-- TASK STATEMENT --
All of the data that follows should be written out exactly.

-- DATA SHOWN --
======

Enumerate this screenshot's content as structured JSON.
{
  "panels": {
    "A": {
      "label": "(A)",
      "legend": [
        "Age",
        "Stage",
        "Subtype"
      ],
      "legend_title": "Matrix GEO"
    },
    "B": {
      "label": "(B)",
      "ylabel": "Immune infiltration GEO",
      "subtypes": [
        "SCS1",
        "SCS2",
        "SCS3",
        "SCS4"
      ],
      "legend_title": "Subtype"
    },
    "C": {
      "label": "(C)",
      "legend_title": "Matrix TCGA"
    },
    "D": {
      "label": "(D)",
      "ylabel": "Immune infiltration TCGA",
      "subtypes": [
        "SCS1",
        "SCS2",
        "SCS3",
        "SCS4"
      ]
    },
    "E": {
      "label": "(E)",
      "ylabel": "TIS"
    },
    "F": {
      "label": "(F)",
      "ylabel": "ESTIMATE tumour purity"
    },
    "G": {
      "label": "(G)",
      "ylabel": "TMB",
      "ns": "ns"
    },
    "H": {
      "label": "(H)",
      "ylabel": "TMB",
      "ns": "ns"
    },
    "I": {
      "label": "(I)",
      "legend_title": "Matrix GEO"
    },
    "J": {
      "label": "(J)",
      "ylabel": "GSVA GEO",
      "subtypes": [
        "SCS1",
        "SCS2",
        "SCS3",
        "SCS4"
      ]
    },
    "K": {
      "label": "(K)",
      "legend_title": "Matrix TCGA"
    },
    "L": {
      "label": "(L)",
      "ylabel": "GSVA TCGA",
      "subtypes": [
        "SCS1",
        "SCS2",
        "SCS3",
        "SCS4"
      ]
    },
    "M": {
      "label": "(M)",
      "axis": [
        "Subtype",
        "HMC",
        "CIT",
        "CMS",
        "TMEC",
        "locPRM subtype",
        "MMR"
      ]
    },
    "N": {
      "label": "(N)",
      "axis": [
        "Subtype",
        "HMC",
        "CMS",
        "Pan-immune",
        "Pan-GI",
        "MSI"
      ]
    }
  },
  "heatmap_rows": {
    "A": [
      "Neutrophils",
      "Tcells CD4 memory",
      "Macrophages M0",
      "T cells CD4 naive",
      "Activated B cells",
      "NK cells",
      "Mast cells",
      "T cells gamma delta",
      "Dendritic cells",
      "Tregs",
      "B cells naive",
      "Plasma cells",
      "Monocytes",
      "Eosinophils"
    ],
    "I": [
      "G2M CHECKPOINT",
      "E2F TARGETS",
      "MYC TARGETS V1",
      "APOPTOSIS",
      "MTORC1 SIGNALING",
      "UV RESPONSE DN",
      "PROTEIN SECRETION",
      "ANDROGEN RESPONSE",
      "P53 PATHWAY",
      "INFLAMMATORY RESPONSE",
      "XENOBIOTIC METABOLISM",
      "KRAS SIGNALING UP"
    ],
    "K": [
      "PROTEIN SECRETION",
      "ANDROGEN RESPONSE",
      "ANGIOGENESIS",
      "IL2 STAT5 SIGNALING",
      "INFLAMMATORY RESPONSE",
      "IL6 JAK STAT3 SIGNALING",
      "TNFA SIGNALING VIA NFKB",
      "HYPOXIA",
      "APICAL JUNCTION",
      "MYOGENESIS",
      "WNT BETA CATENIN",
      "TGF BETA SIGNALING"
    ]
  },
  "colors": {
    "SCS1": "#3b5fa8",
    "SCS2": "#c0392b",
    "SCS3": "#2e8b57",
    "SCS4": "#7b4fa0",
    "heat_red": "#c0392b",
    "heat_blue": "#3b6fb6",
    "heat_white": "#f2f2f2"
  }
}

======

-- ANSWER SECTION --
Enumerate this screenshot's content as structured JSON.
{
  "panels": {
    "A": {
      "label": "(A)",
      "legend": [
        "Age",
        "Stage",
        "Subtype"
      ],
      "legend_title": "Matrix GEO"
    },
    "B": {
      "label": "(B)",
      "ylabel": "Immune infiltration GEO",
      "subtypes": [
        "SCS1",
        "SCS2",
        "SCS3",
        "SCS4"
      ],
      "legend_title": "Subtype"
    },
    "C": {
      "label": "(C)",
      "legend_title": "Matrix TCGA"
    },
    "D": {
      "label": "(D)",
      "ylabel": "Immune infiltration TCGA",
      "subtypes": [
        "SCS1",
        "SCS2",
        "SCS3",
        "SCS4"
      ]
    },
    "E": {
      "label": "(E)",
      "ylabel": "TIS"
    },
    "F": {
      "label": "(F)",
      "ylabel": "ESTIMATE tumour purity"
    },
    "G": {
      "label": "(G)",
      "ylabel": "TMB",
      "ns": "ns"
    },
    "H": {
      "label": "(H)",
      "ylabel": "TMB",
      "ns": "ns"
    },
    "I": {
      "label": "(I)",
      "legend_title": "Matrix GEO"
    },
    "J": {
      "label": "(J)",
      "ylabel": "GSVA GEO",
      "subtypes": [
        "SCS1",
        "SCS2",
        "SCS3",
        "SCS4"
      ]
    },
    "K": {
      "label": "(K)",
      "legend_title": "Matrix TCGA"
    },
    "L": {
      "label": "(L)",
      "ylabel": "GSVA TCGA",
      "subtypes": [
        "SCS1",
        "SCS2",
        "SCS3",
        "SCS4"
      ]
    },
    "M": {
      "label": "(M)",
      "axis": [
        "Subtype",
        "HMC",
        "CIT",
        "CMS",
        "TMEC",
        "locPRM subtype",
        "MMR"
      ]
    },
    "N": {
      "label": "(N)",
      "axis": [
        "Subtype",
        "HMC",
        "CMS",
        "Pan-immune",
        "Pan-GI",
        "MSI"
      ]
    }
  },
  "heatmap_rows": {
    "A": [
      "Neutrophils",
      "Tcells CD4 memory",
      "Macrophages M0",
      "T cells CD4 naive",
      "Activated B cells",
      "NK cells",
      "Mast cells",
      "T cells gamma delta",
      "Dendritic cells",
      "Tregs",
      "B cells naive",
      "Plasma cells",
      "Monocytes",
      "Eosinophils"
    ],
    "I": [
      "G2M CHECKPOINT",
      "E2F TARGETS",
      "MYC TARGETS V1",
      "APOPTOSIS",
      "MTORC1 SIGNALING",
      "UV RESPONSE DN",
      "PROTEIN SECRETION",
      "ANDROGEN RESPONSE",
      "P53 PATHWAY",
      "INFLAMMATORY RESPONSE",
      "XENOBIOTIC METABOLISM",
      "KRAS SIGNALING UP"
    ],
    "K": [
      "PROTEIN SECRETION",
      "ANDROGEN RESPONSE",
      "ANGIOGENESIS",
      "IL2 STAT5 SIGNALING",
      "INFLAMMATORY RESPONSE",
      "IL6 JAK STAT3 SIGNALING",
      "TNFA SIGNALING VIA NFKB",
      "HYPOXIA",
      "APICAL JUNCTION",
      "MYOGENESIS",
      "WNT BETA CATENIN",
      "TGF BETA SIGNALING"
    ]
  },
  "colors": {
    "SCS1": "#3b5fa8",
    "SCS2": "#c0392b",
    "SCS3": "#2e8b57",
    "SCS4": "#7b4fa0",
    "heat_red": "#c0392b",
    "heat_blue": "#3b6fb6",
    "heat_white": "#f2f2f2"
  }
}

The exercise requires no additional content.